INSTRUCTIONS TO FOLLOW: Each line of the data should be transcribed exactly as given.

RECORDS PROVIDED:
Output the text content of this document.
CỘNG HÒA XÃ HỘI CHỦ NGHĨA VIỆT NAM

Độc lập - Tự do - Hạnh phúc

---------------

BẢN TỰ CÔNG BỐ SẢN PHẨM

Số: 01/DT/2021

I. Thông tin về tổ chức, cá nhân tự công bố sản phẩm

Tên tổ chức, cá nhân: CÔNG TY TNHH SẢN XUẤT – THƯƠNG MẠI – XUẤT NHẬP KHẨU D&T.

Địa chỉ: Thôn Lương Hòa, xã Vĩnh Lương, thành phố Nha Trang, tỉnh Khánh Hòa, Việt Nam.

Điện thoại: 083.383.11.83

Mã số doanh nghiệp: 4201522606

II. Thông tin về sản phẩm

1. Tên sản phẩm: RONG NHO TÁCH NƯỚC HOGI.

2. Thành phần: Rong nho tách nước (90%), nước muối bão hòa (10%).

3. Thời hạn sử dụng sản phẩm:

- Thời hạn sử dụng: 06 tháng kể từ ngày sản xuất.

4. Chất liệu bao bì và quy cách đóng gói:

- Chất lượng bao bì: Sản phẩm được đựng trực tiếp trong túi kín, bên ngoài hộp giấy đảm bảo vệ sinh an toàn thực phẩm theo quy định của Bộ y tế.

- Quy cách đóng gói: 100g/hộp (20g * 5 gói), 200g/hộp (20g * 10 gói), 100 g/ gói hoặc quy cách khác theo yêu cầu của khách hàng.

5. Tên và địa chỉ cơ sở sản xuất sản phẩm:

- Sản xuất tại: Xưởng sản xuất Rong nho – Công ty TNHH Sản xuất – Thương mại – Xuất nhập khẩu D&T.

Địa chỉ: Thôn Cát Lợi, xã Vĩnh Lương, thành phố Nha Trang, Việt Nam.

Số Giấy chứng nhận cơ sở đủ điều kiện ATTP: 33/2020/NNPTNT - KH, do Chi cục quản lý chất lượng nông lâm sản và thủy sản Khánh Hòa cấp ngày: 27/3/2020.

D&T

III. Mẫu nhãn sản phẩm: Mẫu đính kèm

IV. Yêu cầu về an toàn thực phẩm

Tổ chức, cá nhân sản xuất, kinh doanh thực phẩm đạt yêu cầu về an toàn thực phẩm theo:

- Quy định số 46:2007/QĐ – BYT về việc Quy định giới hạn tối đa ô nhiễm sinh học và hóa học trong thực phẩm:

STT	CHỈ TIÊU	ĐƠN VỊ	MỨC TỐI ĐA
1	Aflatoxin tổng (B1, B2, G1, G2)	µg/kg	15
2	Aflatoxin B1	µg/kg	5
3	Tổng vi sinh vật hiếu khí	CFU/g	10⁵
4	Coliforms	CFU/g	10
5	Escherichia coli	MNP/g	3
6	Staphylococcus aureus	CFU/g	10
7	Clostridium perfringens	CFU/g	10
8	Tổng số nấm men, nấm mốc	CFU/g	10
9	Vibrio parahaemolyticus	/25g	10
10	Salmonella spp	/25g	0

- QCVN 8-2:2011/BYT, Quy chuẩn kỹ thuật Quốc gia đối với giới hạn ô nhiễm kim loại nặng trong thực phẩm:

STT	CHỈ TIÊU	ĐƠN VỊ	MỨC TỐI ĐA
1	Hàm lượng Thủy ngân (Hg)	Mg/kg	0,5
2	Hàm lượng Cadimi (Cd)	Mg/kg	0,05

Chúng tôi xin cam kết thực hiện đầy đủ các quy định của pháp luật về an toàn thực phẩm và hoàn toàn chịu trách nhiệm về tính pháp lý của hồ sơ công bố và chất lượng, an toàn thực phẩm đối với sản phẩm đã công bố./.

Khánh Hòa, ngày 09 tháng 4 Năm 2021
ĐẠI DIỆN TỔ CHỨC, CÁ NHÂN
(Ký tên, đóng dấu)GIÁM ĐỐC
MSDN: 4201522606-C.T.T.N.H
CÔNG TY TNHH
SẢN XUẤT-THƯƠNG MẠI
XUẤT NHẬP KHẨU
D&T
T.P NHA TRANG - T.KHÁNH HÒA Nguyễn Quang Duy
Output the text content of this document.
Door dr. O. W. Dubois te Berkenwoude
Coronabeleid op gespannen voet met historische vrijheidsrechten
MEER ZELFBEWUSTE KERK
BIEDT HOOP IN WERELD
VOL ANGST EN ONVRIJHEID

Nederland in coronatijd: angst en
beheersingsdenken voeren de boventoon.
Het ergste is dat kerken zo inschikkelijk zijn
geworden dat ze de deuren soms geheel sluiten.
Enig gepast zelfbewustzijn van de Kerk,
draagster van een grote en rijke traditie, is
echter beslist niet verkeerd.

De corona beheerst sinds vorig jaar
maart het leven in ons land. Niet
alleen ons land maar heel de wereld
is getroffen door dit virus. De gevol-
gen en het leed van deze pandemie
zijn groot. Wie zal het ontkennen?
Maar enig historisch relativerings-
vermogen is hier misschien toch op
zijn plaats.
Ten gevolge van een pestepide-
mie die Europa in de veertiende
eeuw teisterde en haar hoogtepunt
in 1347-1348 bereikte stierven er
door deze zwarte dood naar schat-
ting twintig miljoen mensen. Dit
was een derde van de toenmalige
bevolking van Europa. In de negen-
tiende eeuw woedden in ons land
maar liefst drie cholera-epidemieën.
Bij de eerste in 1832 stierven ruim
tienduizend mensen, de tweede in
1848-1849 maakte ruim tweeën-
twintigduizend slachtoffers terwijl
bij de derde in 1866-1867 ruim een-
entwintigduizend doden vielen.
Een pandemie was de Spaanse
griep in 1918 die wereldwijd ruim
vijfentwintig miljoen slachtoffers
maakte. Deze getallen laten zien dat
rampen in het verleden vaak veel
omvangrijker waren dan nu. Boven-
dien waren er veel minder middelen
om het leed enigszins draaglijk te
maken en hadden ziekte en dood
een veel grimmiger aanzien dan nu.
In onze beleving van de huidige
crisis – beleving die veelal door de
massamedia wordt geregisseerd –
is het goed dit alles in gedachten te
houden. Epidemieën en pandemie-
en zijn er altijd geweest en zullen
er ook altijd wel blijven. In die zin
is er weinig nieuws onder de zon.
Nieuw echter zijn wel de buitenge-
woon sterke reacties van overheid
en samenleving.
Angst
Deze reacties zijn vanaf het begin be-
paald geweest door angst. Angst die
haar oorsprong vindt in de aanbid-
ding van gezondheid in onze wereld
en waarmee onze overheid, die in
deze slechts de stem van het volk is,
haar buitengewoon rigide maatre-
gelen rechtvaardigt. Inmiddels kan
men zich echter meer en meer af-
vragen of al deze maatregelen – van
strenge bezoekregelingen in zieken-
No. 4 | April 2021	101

YOUR RESPONSE:
Output the text content of this document.
CỘNG HÒA XÃ HỘI CHỦ NGHĨA VIỆT NAM

Độc lập - Tự do - Hạnh phúc

---------------

BẢN TỰ CÔNG BỐ SẢN PHẨM

Số: 01/DT/2021

I. Thông tin về tổ chức, cá nhân tự công bố sản phẩm

Tên tổ chức, cá nhân: CÔNG TY TNHH SẢN XUẤT – THƯƠNG MẠI – XUẤT NHẬP KHẨU D&T.

Địa chỉ: Thôn Lương Hòa, xã Vĩnh Lương, thành phố Nha Trang, tỉnh Khánh Hòa, Việt Nam.

Điện thoại: 083.383.11.83

Mã số doanh nghiệp: 4201522606

II. Thông tin về sản phẩm

1. Tên sản phẩm: RONG NHO TÁCH NƯỚC HOGI.

2. Thành phần: Rong nho tách nước (90%), nước muối bão hòa (10%).

3. Thời hạn sử dụng sản phẩm:

- Thời hạn sử dụng: 06 tháng kể từ ngày sản xuất.

4. Chất liệu bao bì và quy cách đóng gói:

- Chất lượng bao bì: Sản phẩm được đựng trực tiếp trong túi kín, bên ngoài hộp giấy đảm bảo vệ sinh an toàn thực phẩm theo quy định của Bộ y tế.

- Quy cách đóng gói: 100g/hộp (20g * 5 gói), 200g/hộp (20g * 10 gói), 100 g/ gói hoặc quy cách khác theo yêu cầu của khách hàng.

5. Tên và địa chỉ cơ sở sản xuất sản phẩm:

- Sản xuất tại: Xưởng sản xuất Rong nho – Công ty TNHH Sản xuất – Thương mại – Xuất nhập khẩu D&T.

Địa chỉ: Thôn Cát Lợi, xã Vĩnh Lương, thành phố Nha Trang, Việt Nam.

Số Giấy chứng nhận cơ sở đủ điều kiện ATTP: 33/2020/NNPTNT - KH, do Chi cục quản lý chất lượng nông lâm sản và thủy sản Khánh Hòa cấp ngày: 27/3/2020.

D&T

III. Mẫu nhãn sản phẩm: Mẫu đính kèm

IV. Yêu cầu về an toàn thực phẩm

Tổ chức, cá nhân sản xuất, kinh doanh thực phẩm đạt yêu cầu về an toàn thực phẩm theo:

- Quy định số 46:2007/QĐ – BYT về việc Quy định giới hạn tối đa ô nhiễm sinh học và hóa học trong thực phẩm:

STT	CHỈ TIÊU	ĐƠN VỊ	MỨC TỐI ĐA
1	Aflatoxin tổng (B1, B2, G1, G2)	µg/kg	15
2	Aflatoxin B1	µg/kg	5
3	Tổng vi sinh vật hiếu khí	CFU/g	10⁵
4	Coliforms	CFU/g	10
5	Escherichia coli	MNP/g	3
6	Staphylococcus aureus	CFU/g	10
7	Clostridium perfringens	CFU/g	10
8	Tổng số nấm men, nấm mốc	CFU/g	10
9	Vibrio parahaemolyticus	/25g	10
10	Salmonella spp	/25g	0

- QCVN 8-2:2011/BYT, Quy chuẩn kỹ thuật Quốc gia đối với giới hạn ô nhiễm kim loại nặng trong thực phẩm:

STT	CHỈ TIÊU	ĐƠN VỊ	MỨC TỐI ĐA
1	Hàm lượng Thủy ngân (Hg)	Mg/kg	0,5
2	Hàm lượng Cadimi (Cd)	Mg/kg	0,05

Chúng tôi xin cam kết thực hiện đầy đủ các quy định của pháp luật về an toàn thực phẩm và hoàn toàn chịu trách nhiệm về tính pháp lý của hồ sơ công bố và chất lượng, an toàn thực phẩm đối với sản phẩm đã công bố./.

Khánh Hòa, ngày 09 tháng 4 Năm 2021
ĐẠI DIỆN TỔ CHỨC, CÁ NHÂN
(Ký tên, đóng dấu)GIÁM ĐỐC
MSDN: 4201522606-C.T.T.N.H
CÔNG TY TNHH
SẢN XUẤT-THƯƠNG MẠI
XUẤT NHẬP KHẨU
D&T
T.P NHA TRANG - T.KHÁNH HÒA Nguyễn Quang Duy
Output the text content of this document.
Door dr. O. W. Dubois te Berkenwoude
Coronabeleid op gespannen voet met historische vrijheidsrechten
MEER ZELFBEWUSTE KERK
BIEDT HOOP IN WERELD
VOL ANGST EN ONVRIJHEID

Nederland in coronatijd: angst en
beheersingsdenken voeren de boventoon.
Het ergste is dat kerken zo inschikkelijk zijn
geworden dat ze de deuren soms geheel sluiten.
Enig gepast zelfbewustzijn van de Kerk,
draagster van een grote en rijke traditie, is
echter beslist niet verkeerd.

De corona beheerst sinds vorig jaar
maart het leven in ons land. Niet
alleen ons land maar heel de wereld
is getroffen door dit virus. De gevol-
gen en het leed van deze pandemie
zijn groot. Wie zal het ontkennen?
Maar enig historisch relativerings-
vermogen is hier misschien toch op
zijn plaats.
Ten gevolge van een pestepide-
mie die Europa in de veertiende
eeuw teisterde en haar hoogtepunt
in 1347-1348 bereikte stierven er
door deze zwarte dood naar schat-
ting twintig miljoen mensen. Dit
was een derde van de toenmalige
bevolking van Europa. In de negen-
tiende eeuw woedden in ons land
maar liefst drie cholera-epidemieën.
Bij de eerste in 1832 stierven ruim
tienduizend mensen, de tweede in
1848-1849 maakte ruim tweeën-
twintigduizend slachtoffers terwijl
bij de derde in 1866-1867 ruim een-
entwintigduizend doden vielen.
Een pandemie was de Spaanse
griep in 1918 die wereldwijd ruim
vijfentwintig miljoen slachtoffers
maakte. Deze getallen laten zien dat
rampen in het verleden vaak veel
omvangrijker waren dan nu. Boven-
dien waren er veel minder middelen
om het leed enigszins draaglijk te
maken en hadden ziekte en dood
een veel grimmiger aanzien dan nu.
In onze beleving van de huidige
crisis – beleving die veelal door de
massamedia wordt geregisseerd –
is het goed dit alles in gedachten te
houden. Epidemieën en pandemie-
en zijn er altijd geweest en zullen
er ook altijd wel blijven. In die zin
is er weinig nieuws onder de zon.
Nieuw echter zijn wel de buitenge-
woon sterke reacties van overheid
en samenleving.
Angst
Deze reacties zijn vanaf het begin be-
paald geweest door angst. Angst die
haar oorsprong vindt in de aanbid-
ding van gezondheid in onze wereld
en waarmee onze overheid, die in
deze slechts de stem van het volk is,
haar buitengewoon rigide maatre-
gelen rechtvaardigt. Inmiddels kan
men zich echter meer en meer af-
vragen of al deze maatregelen – van
strenge bezoekregelingen in zieken-
No. 4 | April 2021	101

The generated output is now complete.